╭──
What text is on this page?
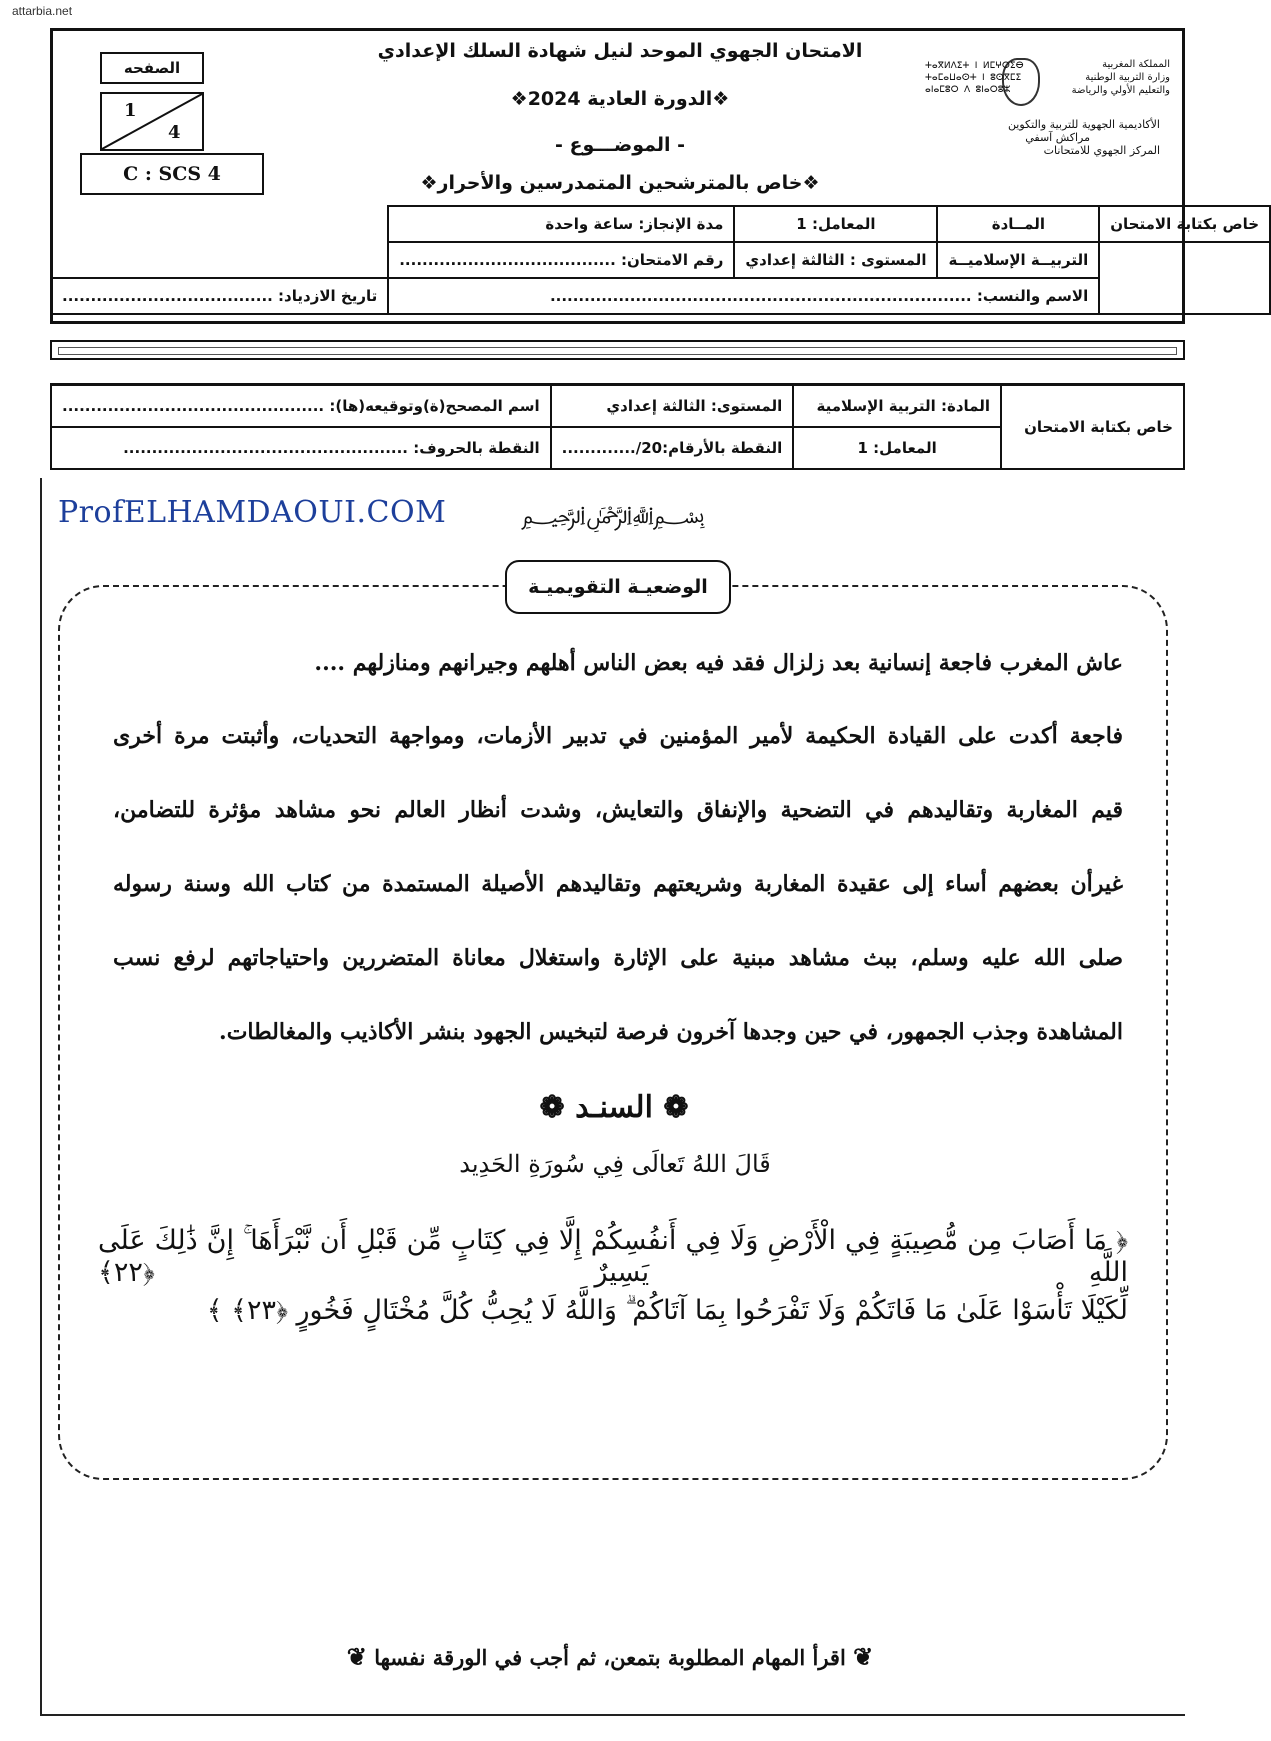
attarbia.net
الامتحان الجهوي الموحد لنيل شهادة السلك الإعدادي
❖الدورة العادية 2024❖
- الموضـــوع -
❖خاص بالمترشحين المتمدرسين والأحرار❖
المملكة المغربية
وزارة التربية الوطنية
والتعليم الأولي والرياضة
ⵜⴰⴳⵍⴷⵉⵜ ⵏ ⵍⵎⵖⵔⵉⴱ
ⵜⴰⵎⴰⵡⴰⵙⵜ ⵏ ⵓⵙⴳⵎⵉ
ⴰⵏⴰⵎⵓⵔ ⴷ ⵓⵏⴰⵔⵓⵣ
الأكاديمية الجهوية للتربية والتكوين
مراكش آسفي
المركز الجهوي للامتحانات
الصفحه
1
4
C : SCS 4
خاص بكتابة الامتحان	المــادة	المعامل: 1	مدة الإنجاز: ساعة واحدة	
	التربيــة الإسلاميــة	المستوى : الثالثة إعدادي	رقم الامتحان: ......................................	
	الاسم والنسب: ..........................................................................			تاريخ الازدياد: .....................................
خاص بكتابة الامتحان	المادة: التربية الإسلامية	المستوى: الثالثة إعدادي	اسم المصحح(ة)وتوقيعه(ها): ..............................................
	المعامل: 1	النقطة بالأرقام:20/.............	النقطة بالحروف: ..................................................
ProfELHAMDAOUI.COM	﷽
الوضعيـة التقويميـة
عاش المغرب فاجعة إنسانية بعد زلزال فقد فيه بعض الناس أهلهم وجيرانهم ومنازلهم ....
فاجعة أكدت على القيادة الحكيمة لأمير المؤمنين في تدبير الأزمات، ومواجهة التحديات، وأثبتت مرة أخرى
قيم المغاربة وتقاليدهم في التضحية والإنفاق والتعايش، وشدت أنظار العالم نحو مشاهد مؤثرة للتضامن،
غيرأن بعضهم أساء إلى عقيدة المغاربة وشريعتهم وتقاليدهم الأصيلة المستمدة من كتاب الله وسنة رسوله
صلى الله عليه وسلم، ببث مشاهد مبنية على الإثارة واستغلال معاناة المتضررين واحتياجاتهم لرفع نسب
المشاهدة وجذب الجمهور، في حين وجدها آخرون فرصة لتبخيس الجهود بنشر الأكاذيب والمغالطات.
❁ السنـد ❁
قَالَ اللهُ تَعالَى فِي سُورَةِ الحَدِيد
﴿ مَا أَصَابَ مِن مُّصِيبَةٍ فِي الْأَرْضِ وَلَا فِي أَنفُسِكُمْ إِلَّا فِي كِتَابٍ مِّن قَبْلِ أَن نَّبْرَأَهَا ۚ إِنَّ ذَٰلِكَ عَلَى اللَّهِ يَسِيرٌ ﴿٢٢﴾
لِّكَيْلَا تَأْسَوْا عَلَىٰ مَا فَاتَكُمْ وَلَا تَفْرَحُوا بِمَا آتَاكُمْ ۗ وَاللَّهُ لَا يُحِبُّ كُلَّ مُخْتَالٍ فَخُورٍ ﴿٢٣﴾ ﴾
❦ اقرأ المهام المطلوبة بتمعن، ثم أجب في الورقة نفسها ❦
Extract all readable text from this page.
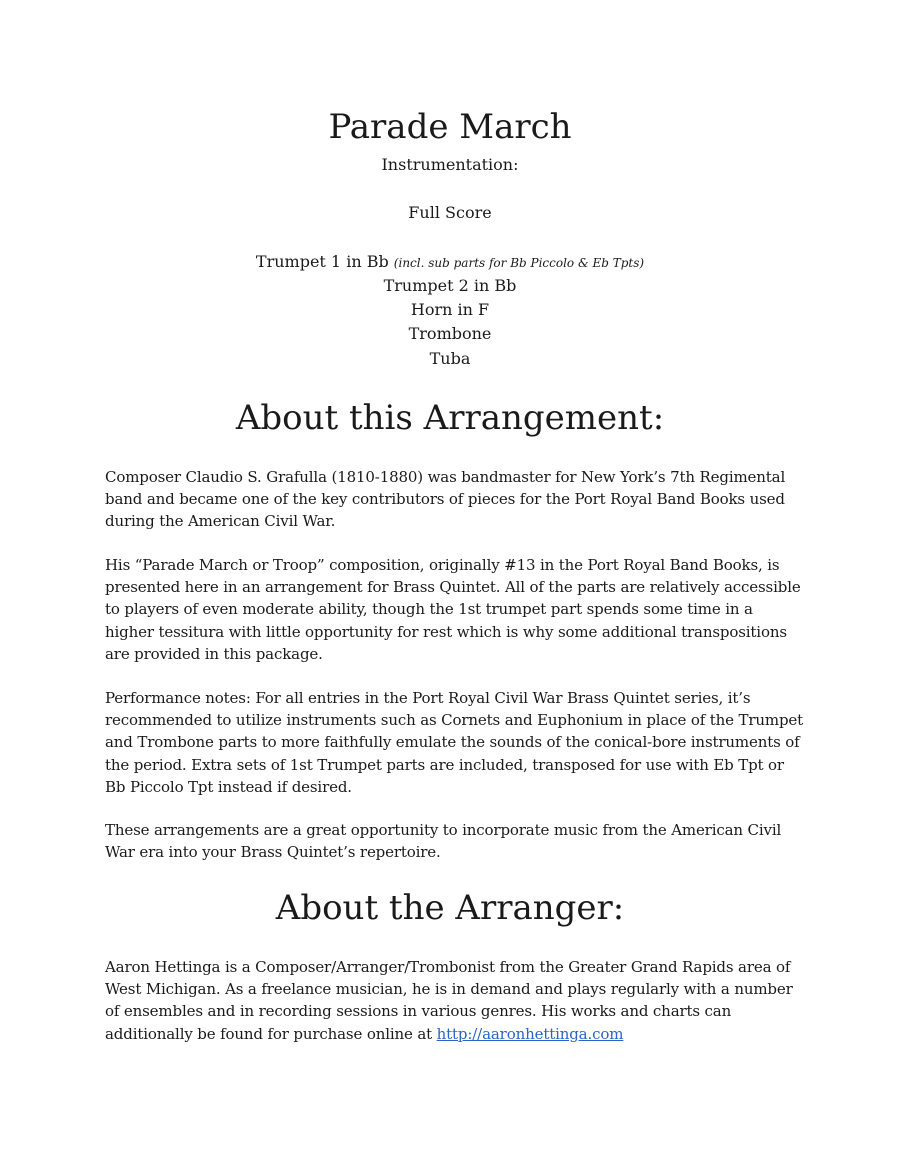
Parade March

Instrumentation:

Full Score

Trumpet 1 in Bb (incl. sub parts for Bb Piccolo & Eb Tpts)

Trumpet 2 in Bb

Horn in F

Trombone

Tuba

About this Arrangement:

Composer Claudio S. Grafulla (1810-1880) was bandmaster for New York’s 7th Regimental band and became one of the key contributors of pieces for the Port Royal Band Books used during the American Civil War.

His “Parade March or Troop” composition, originally #13 in the Port Royal Band Books, is presented here in an arrangement for Brass Quintet. All of the parts are relatively accessible to players of even moderate ability, though the 1st trumpet part spends some time in a higher tessitura with little opportunity for rest which is why some additional transpositions are provided in this package.

Performance notes: For all entries in the Port Royal Civil War Brass Quintet series, it’s recommended to utilize instruments such as Cornets and Euphonium in place of the Trumpet and Trombone parts to more faithfully emulate the sounds of the conical-bore instruments of the period. Extra sets of 1st Trumpet parts are included, transposed for use with Eb Tpt or Bb Piccolo Tpt instead if desired.

These arrangements are a great opportunity to incorporate music from the American Civil War era into your Brass Quintet’s repertoire.

About the Arranger:

Aaron Hettinga is a Composer/Arranger/Trombonist from the Greater Grand Rapids area of West Michigan. As a freelance musician, he is in demand and plays regularly with a number of ensembles and in recording sessions in various genres. His works and charts can additionally be found for purchase online at http://aaronhettinga.com
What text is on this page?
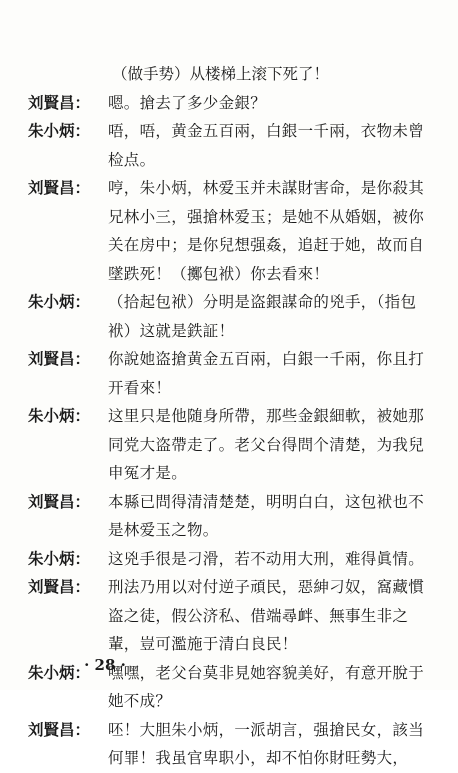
（做手势）从楼梯上滚下死了！
刘賢昌：	嗯。搶去了多少金銀？
朱小炳：	唔，唔，黄金五百兩，白銀一千兩，衣物未曾检点。
刘賢昌：	哼，朱小炳，林爱玉并未謀財害命，是你殺其兄林小三，强搶林爱玉；是她不从婚姻，被你关在房中；是你兒想强姦，追赶于她，故而自墜跌死！（擲包袱）你去看來！
朱小炳：	（拾起包袱）分明是盗銀謀命的兇手，（指包袱）这就是鉄証！
刘賢昌：	你說她盗搶黄金五百兩，白銀一千兩，你且打开看來！
朱小炳：	这里只是他随身所帶，那些金銀細軟，被她那同党大盗帶走了。老父台得問个清楚，为我兒申冤才是。
刘賢昌：	本縣已問得清清楚楚，明明白白，这包袱也不是林爱玉之物。
朱小炳：	这兇手很是刁滑，若不动用大刑，难得眞情。
刘賢昌：	刑法乃用以对付逆子頑民，惡紳刁奴，窩藏慣盗之徒，假公济私、借端尋衅、無事生非之輩，豈可濫施于清白良民！
朱小炳：	嘿嘿，老父台莫非見她容貌美好，有意开脫于她不成？
刘賢昌：	呸！大胆朱小炳，一派胡言，强搶民女，該当何罪！我虽官卑职小，却不怕你財旺勢大，
· 28 ·
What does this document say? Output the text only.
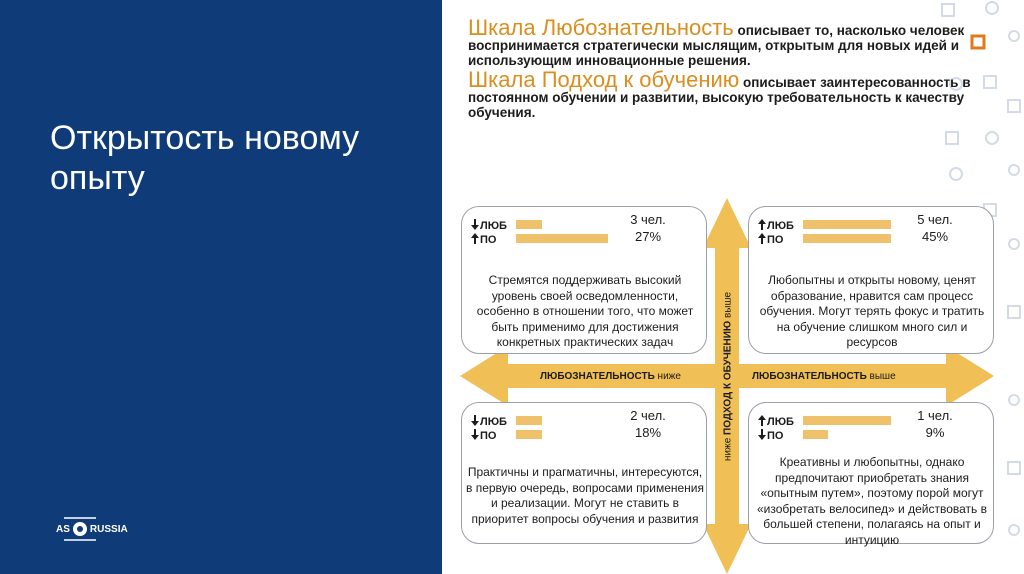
Открытость новому опыту
AS RUSSIA

Шкала Любознательность описывает то, насколько человек воспринимается стратегически мыслящим, открытым для новых идей и использующим инновационные решения.

Шкала Подход к обучению описывает заинтересованность в постоянном обучении и развитии, высокую требовательность к качеству обучения.

ЛЮБОЗНАТЕЛЬНОСТЬ ниже	ЛЮБОЗНАТЕЛЬНОСТЬ выше
ниже ПОДХОД К ОБУЧЕНИЮ выше
ЛЮБ
ПО
3 чел.
27%
Стремятся поддерживать высокий уровень своей осведомленности, особенно в отношении того, что может быть применимо для достижения конкретных практических задач
ЛЮБ
ПО
5 чел.
45%
Любопытны и открыты новому, ценят образование, нравится сам процесс обучения. Могут терять фокус и тратить на обучение слишком много сил и ресурсов
ЛЮБ
ПО
2 чел.
18%
Практичны и прагматичны, интересуются, в первую очередь, вопросами применения и реализации. Могут не ставить в приоритет вопросы обучения и развития
ЛЮБ
ПО
1 чел.
9%
Креативны и любопытны, однако предпочитают приобретать знания «опытным путем», поэтому порой могут «изобретать велосипед» и действовать в большей степени, полагаясь на опыт и интуицию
╰──
* TASK STATEMENT *
Pull out all lines in the data above that include "March".

* RESULT *
Parade March
His “Parade March or Troop” composition, originally #13 in the Port Royal Band Books, is presented here in an arrangement for Brass Quintet. All of the parts are relatively accessible to players of even moderate ability, though the 1st trumpet part spends some time in a higher tessitura with little opportunity for rest which is why some additional transpositions are provided in this package.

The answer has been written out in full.